* The exercise *
Quote, verbatim, all material below, without pictures.

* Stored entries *
**********

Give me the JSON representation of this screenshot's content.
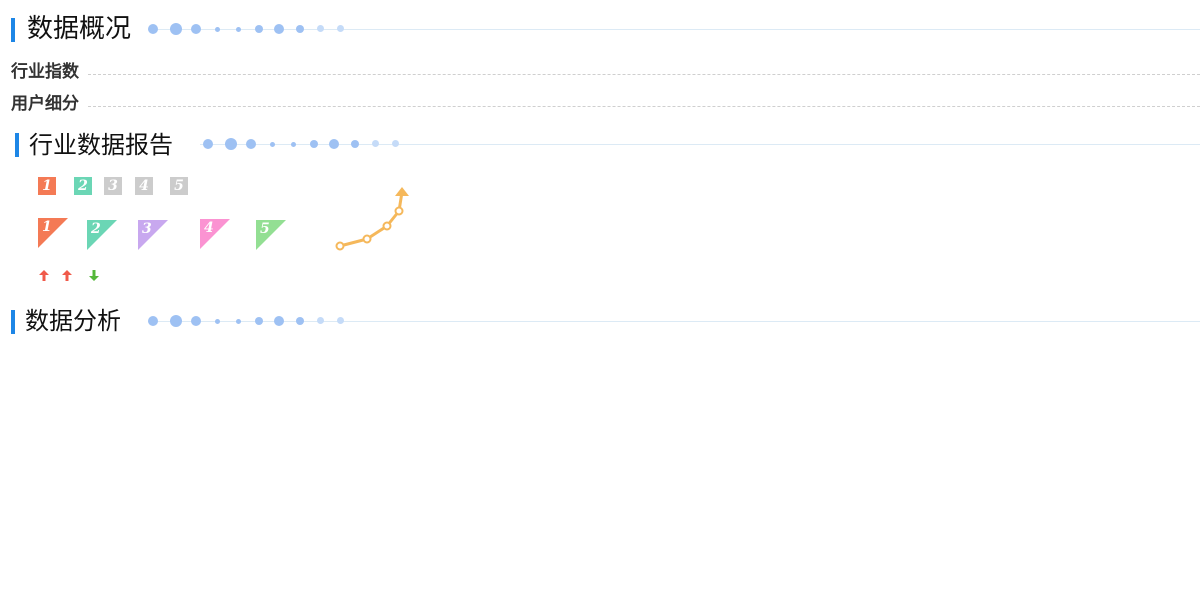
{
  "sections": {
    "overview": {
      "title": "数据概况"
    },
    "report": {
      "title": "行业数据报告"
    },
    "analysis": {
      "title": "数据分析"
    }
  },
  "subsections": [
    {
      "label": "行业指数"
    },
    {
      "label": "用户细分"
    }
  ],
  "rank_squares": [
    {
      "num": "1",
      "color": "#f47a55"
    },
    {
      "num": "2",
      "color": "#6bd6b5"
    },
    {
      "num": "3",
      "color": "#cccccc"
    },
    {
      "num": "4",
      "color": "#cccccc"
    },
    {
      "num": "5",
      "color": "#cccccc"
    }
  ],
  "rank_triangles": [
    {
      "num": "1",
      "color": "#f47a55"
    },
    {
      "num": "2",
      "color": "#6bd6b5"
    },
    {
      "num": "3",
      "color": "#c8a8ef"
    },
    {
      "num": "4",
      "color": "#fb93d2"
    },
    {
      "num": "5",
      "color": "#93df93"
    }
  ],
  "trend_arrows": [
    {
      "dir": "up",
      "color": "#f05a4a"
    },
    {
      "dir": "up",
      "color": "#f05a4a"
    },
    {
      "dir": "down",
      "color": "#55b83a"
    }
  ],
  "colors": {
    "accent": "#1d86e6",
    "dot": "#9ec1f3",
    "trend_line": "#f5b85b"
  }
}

**********

* Complete response *
Give me the JSON representation of this screenshot's content.
{
  "sections": {
    "overview": {
      "title": "数据概况"
    },
    "report": {
      "title": "行业数据报告"
    },
    "analysis": {
      "title": "数据分析"
    }
  },
  "subsections": [
    {
      "label": "行业指数"
    },
    {
      "label": "用户细分"
    }
  ],
  "rank_squares": [
    {
      "num": "1",
      "color": "#f47a55"
    },
    {
      "num": "2",
      "color": "#6bd6b5"
    },
    {
      "num": "3",
      "color": "#cccccc"
    },
    {
      "num": "4",
      "color": "#cccccc"
    },
    {
      "num": "5",
      "color": "#cccccc"
    }
  ],
  "rank_triangles": [
    {
      "num": "1",
      "color": "#f47a55"
    },
    {
      "num": "2",
      "color": "#6bd6b5"
    },
    {
      "num": "3",
      "color": "#c8a8ef"
    },
    {
      "num": "4",
      "color": "#fb93d2"
    },
    {
      "num": "5",
      "color": "#93df93"
    }
  ],
  "trend_arrows": [
    {
      "dir": "up",
      "color": "#f05a4a"
    },
    {
      "dir": "up",
      "color": "#f05a4a"
    },
    {
      "dir": "down",
      "color": "#55b83a"
    }
  ],
  "colors": {
    "accent": "#1d86e6",
    "dot": "#9ec1f3",
    "trend_line": "#f5b85b"
  }
}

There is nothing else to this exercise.